___ Material for this exercise ___
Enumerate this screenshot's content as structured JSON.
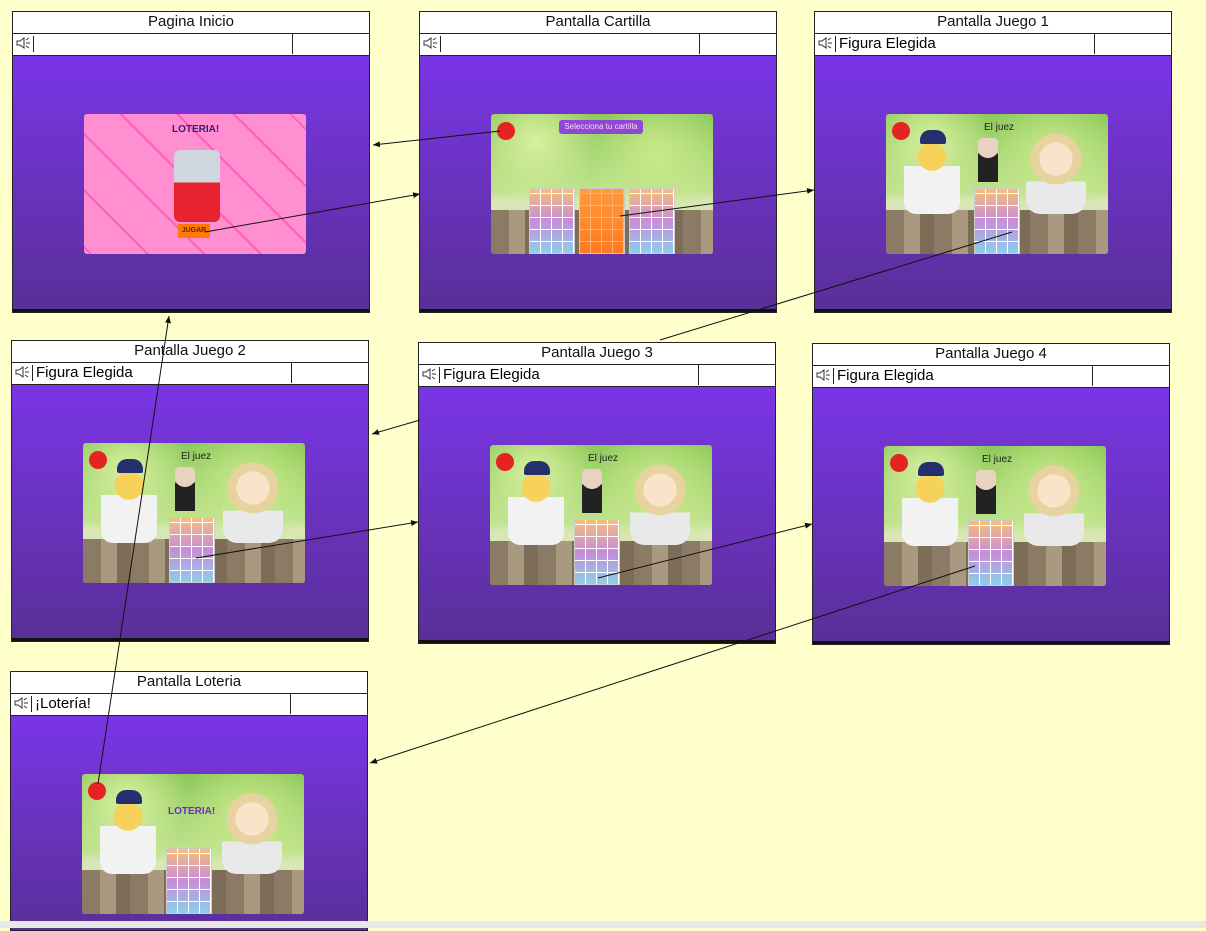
{
  "screens": [
    {
      "id": "inicio",
      "title": "Pagina Inicio",
      "bar_text": ""
    },
    {
      "id": "cartilla",
      "title": "Pantalla Cartilla",
      "bar_text": ""
    },
    {
      "id": "juego1",
      "title": "Pantalla Juego 1",
      "bar_text": "Figura Elegida"
    },
    {
      "id": "juego2",
      "title": "Pantalla Juego 2",
      "bar_text": "Figura Elegida"
    },
    {
      "id": "juego3",
      "title": "Pantalla Juego 3",
      "bar_text": "Figura Elegida"
    },
    {
      "id": "juego4",
      "title": "Pantalla Juego 4",
      "bar_text": "Figura Elegida"
    },
    {
      "id": "loteria",
      "title": "Pantalla Loteria",
      "bar_text": "¡Lotería!"
    }
  ],
  "thumb_text": {
    "inicio_title": "LOTERIA!",
    "inicio_button": "JUGAR",
    "cartilla_prompt": "Selecciona tu cartilla",
    "juego_caller": "El juez",
    "loteria_title": "LOTERIA!"
  },
  "colors": {
    "background": "#ffffcc",
    "screen_gradient_top": "#7a35e6",
    "screen_gradient_bottom": "#5a2f98"
  }
}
___
Quote the records in their entirety, keeping the wording exact and excluding pictures.

Enumerate this screenshot's content as structured JSON.
{
  "screens": [
    {
      "id": "inicio",
      "title": "Pagina Inicio",
      "bar_text": ""
    },
    {
      "id": "cartilla",
      "title": "Pantalla Cartilla",
      "bar_text": ""
    },
    {
      "id": "juego1",
      "title": "Pantalla Juego 1",
      "bar_text": "Figura Elegida"
    },
    {
      "id": "juego2",
      "title": "Pantalla Juego 2",
      "bar_text": "Figura Elegida"
    },
    {
      "id": "juego3",
      "title": "Pantalla Juego 3",
      "bar_text": "Figura Elegida"
    },
    {
      "id": "juego4",
      "title": "Pantalla Juego 4",
      "bar_text": "Figura Elegida"
    },
    {
      "id": "loteria",
      "title": "Pantalla Loteria",
      "bar_text": "¡Lotería!"
    }
  ],
  "thumb_text": {
    "inicio_title": "LOTERIA!",
    "inicio_button": "JUGAR",
    "cartilla_prompt": "Selecciona tu cartilla",
    "juego_caller": "El juez",
    "loteria_title": "LOTERIA!"
  },
  "colors": {
    "background": "#ffffcc",
    "screen_gradient_top": "#7a35e6",
    "screen_gradient_bottom": "#5a2f98"
  }
}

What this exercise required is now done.